Required task:
Print the listing below exactly.

Provided records:
━━━━━━━━━━

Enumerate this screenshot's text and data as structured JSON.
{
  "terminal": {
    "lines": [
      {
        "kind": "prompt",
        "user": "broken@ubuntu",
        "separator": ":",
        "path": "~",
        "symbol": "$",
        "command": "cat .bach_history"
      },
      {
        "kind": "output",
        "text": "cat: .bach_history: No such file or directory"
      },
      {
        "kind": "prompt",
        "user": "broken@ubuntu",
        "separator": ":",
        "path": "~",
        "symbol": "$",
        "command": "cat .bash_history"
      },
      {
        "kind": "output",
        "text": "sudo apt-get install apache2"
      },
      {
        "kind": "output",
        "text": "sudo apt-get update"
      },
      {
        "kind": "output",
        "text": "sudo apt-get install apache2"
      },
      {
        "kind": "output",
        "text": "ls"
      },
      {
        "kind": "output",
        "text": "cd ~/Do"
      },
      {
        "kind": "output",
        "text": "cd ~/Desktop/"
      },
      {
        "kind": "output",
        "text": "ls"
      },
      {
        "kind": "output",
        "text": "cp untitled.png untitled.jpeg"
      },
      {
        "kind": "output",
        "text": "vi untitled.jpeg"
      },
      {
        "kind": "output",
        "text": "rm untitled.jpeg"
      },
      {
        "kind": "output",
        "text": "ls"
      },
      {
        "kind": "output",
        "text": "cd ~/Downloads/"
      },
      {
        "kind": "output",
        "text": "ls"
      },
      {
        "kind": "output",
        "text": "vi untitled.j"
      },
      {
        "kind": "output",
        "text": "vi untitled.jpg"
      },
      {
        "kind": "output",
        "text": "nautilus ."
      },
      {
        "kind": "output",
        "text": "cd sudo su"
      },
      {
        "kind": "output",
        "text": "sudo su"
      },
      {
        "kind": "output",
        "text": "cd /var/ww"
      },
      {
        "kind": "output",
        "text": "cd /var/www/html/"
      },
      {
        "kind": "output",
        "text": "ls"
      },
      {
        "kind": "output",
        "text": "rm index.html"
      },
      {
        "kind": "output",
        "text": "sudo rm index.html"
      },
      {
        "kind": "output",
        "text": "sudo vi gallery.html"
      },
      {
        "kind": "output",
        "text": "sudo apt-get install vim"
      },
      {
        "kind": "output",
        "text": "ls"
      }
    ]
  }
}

━━━━━━━━━━

Response:
Enumerate this screenshot's text and data as structured JSON.
{
  "terminal": {
    "lines": [
      {
        "kind": "prompt",
        "user": "broken@ubuntu",
        "separator": ":",
        "path": "~",
        "symbol": "$",
        "command": "cat .bach_history"
      },
      {
        "kind": "output",
        "text": "cat: .bach_history: No such file or directory"
      },
      {
        "kind": "prompt",
        "user": "broken@ubuntu",
        "separator": ":",
        "path": "~",
        "symbol": "$",
        "command": "cat .bash_history"
      },
      {
        "kind": "output",
        "text": "sudo apt-get install apache2"
      },
      {
        "kind": "output",
        "text": "sudo apt-get update"
      },
      {
        "kind": "output",
        "text": "sudo apt-get install apache2"
      },
      {
        "kind": "output",
        "text": "ls"
      },
      {
        "kind": "output",
        "text": "cd ~/Do"
      },
      {
        "kind": "output",
        "text": "cd ~/Desktop/"
      },
      {
        "kind": "output",
        "text": "ls"
      },
      {
        "kind": "output",
        "text": "cp untitled.png untitled.jpeg"
      },
      {
        "kind": "output",
        "text": "vi untitled.jpeg"
      },
      {
        "kind": "output",
        "text": "rm untitled.jpeg"
      },
      {
        "kind": "output",
        "text": "ls"
      },
      {
        "kind": "output",
        "text": "cd ~/Downloads/"
      },
      {
        "kind": "output",
        "text": "ls"
      },
      {
        "kind": "output",
        "text": "vi untitled.j"
      },
      {
        "kind": "output",
        "text": "vi untitled.jpg"
      },
      {
        "kind": "output",
        "text": "nautilus ."
      },
      {
        "kind": "output",
        "text": "cd sudo su"
      },
      {
        "kind": "output",
        "text": "sudo su"
      },
      {
        "kind": "output",
        "text": "cd /var/ww"
      },
      {
        "kind": "output",
        "text": "cd /var/www/html/"
      },
      {
        "kind": "output",
        "text": "ls"
      },
      {
        "kind": "output",
        "text": "rm index.html"
      },
      {
        "kind": "output",
        "text": "sudo rm index.html"
      },
      {
        "kind": "output",
        "text": "sudo vi gallery.html"
      },
      {
        "kind": "output",
        "text": "sudo apt-get install vim"
      },
      {
        "kind": "output",
        "text": "ls"
      }
    ]
  }
}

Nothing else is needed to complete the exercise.